(Data items)

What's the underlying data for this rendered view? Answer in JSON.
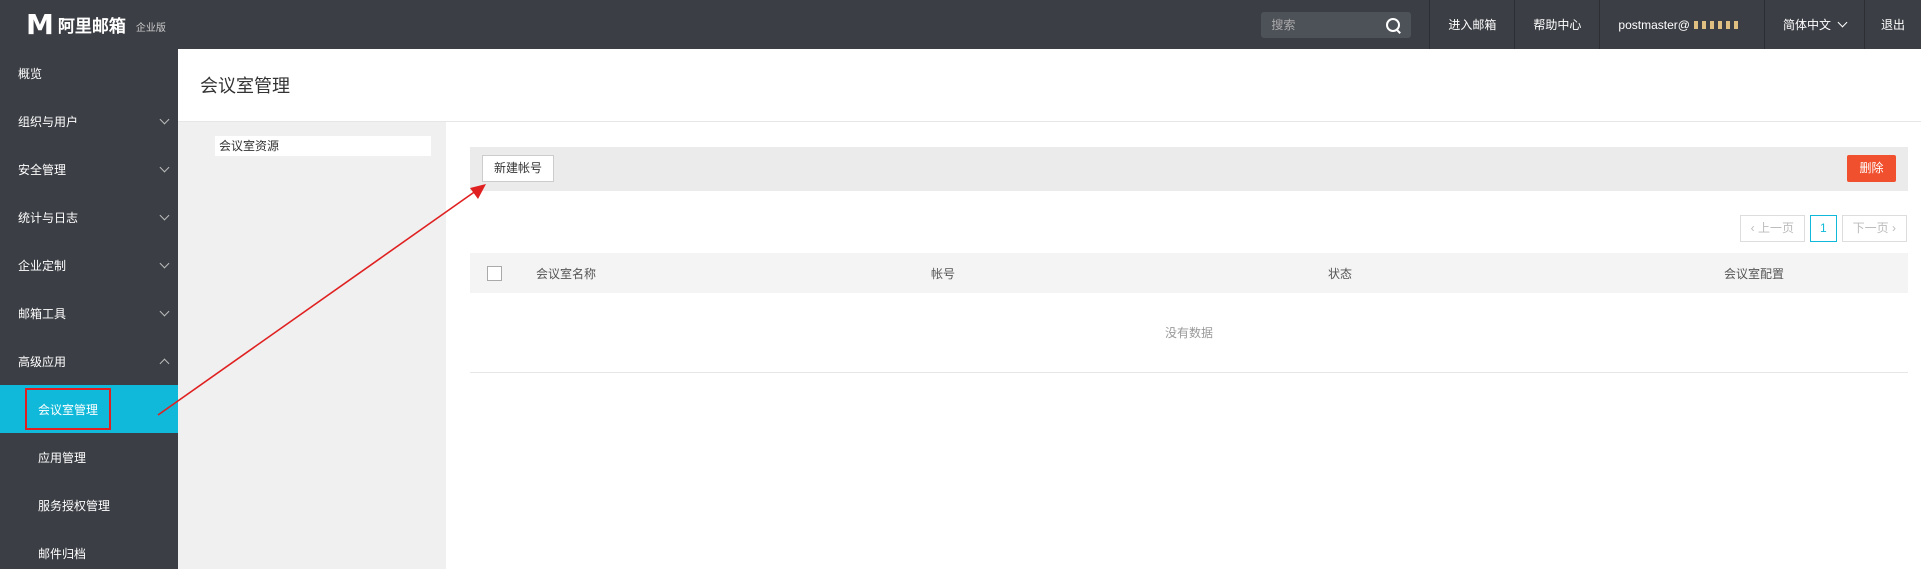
{
  "header": {
    "logo_mark": "M",
    "logo_name": "阿里邮箱",
    "logo_edition": "企业版",
    "search_placeholder": "搜索",
    "links": [
      "进入邮箱",
      "帮助中心",
      "postmaster@"
    ],
    "language": "简体中文",
    "logout": "退出"
  },
  "sidebar": {
    "items": [
      {
        "label": "概览"
      },
      {
        "label": "组织与用户"
      },
      {
        "label": "安全管理"
      },
      {
        "label": "统计与日志"
      },
      {
        "label": "企业定制"
      },
      {
        "label": "邮箱工具"
      },
      {
        "label": "高级应用"
      }
    ],
    "subitems": [
      {
        "label": "会议室管理"
      },
      {
        "label": "应用管理"
      },
      {
        "label": "服务授权管理"
      },
      {
        "label": "邮件归档"
      }
    ]
  },
  "page": {
    "title": "会议室管理",
    "resource_item": "会议室资源"
  },
  "toolbar": {
    "new_label": "新建帐号",
    "delete_label": "删除"
  },
  "pager": {
    "prev": "‹ 上一页",
    "current": "1",
    "next": "下一页 ›"
  },
  "table": {
    "columns": [
      "会议室名称",
      "帐号",
      "状态",
      "会议室配置"
    ],
    "empty_text": "没有数据"
  },
  "colors": {
    "topbar": "#3b3e44",
    "active": "#10b9d9",
    "delete": "#f0502e",
    "annotation": "#e02020"
  }
}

#### What is being asked
Quote the material exactly. Pictures stay out.

#### Written response
What's the underlying data for this rendered view? Answer in JSON.
{
  "header": {
    "logo_mark": "M",
    "logo_name": "阿里邮箱",
    "logo_edition": "企业版",
    "search_placeholder": "搜索",
    "links": [
      "进入邮箱",
      "帮助中心",
      "postmaster@"
    ],
    "language": "简体中文",
    "logout": "退出"
  },
  "sidebar": {
    "items": [
      {
        "label": "概览"
      },
      {
        "label": "组织与用户"
      },
      {
        "label": "安全管理"
      },
      {
        "label": "统计与日志"
      },
      {
        "label": "企业定制"
      },
      {
        "label": "邮箱工具"
      },
      {
        "label": "高级应用"
      }
    ],
    "subitems": [
      {
        "label": "会议室管理"
      },
      {
        "label": "应用管理"
      },
      {
        "label": "服务授权管理"
      },
      {
        "label": "邮件归档"
      }
    ]
  },
  "page": {
    "title": "会议室管理",
    "resource_item": "会议室资源"
  },
  "toolbar": {
    "new_label": "新建帐号",
    "delete_label": "删除"
  },
  "pager": {
    "prev": "‹ 上一页",
    "current": "1",
    "next": "下一页 ›"
  },
  "table": {
    "columns": [
      "会议室名称",
      "帐号",
      "状态",
      "会议室配置"
    ],
    "empty_text": "没有数据"
  },
  "colors": {
    "topbar": "#3b3e44",
    "active": "#10b9d9",
    "delete": "#f0502e",
    "annotation": "#e02020"
  }
}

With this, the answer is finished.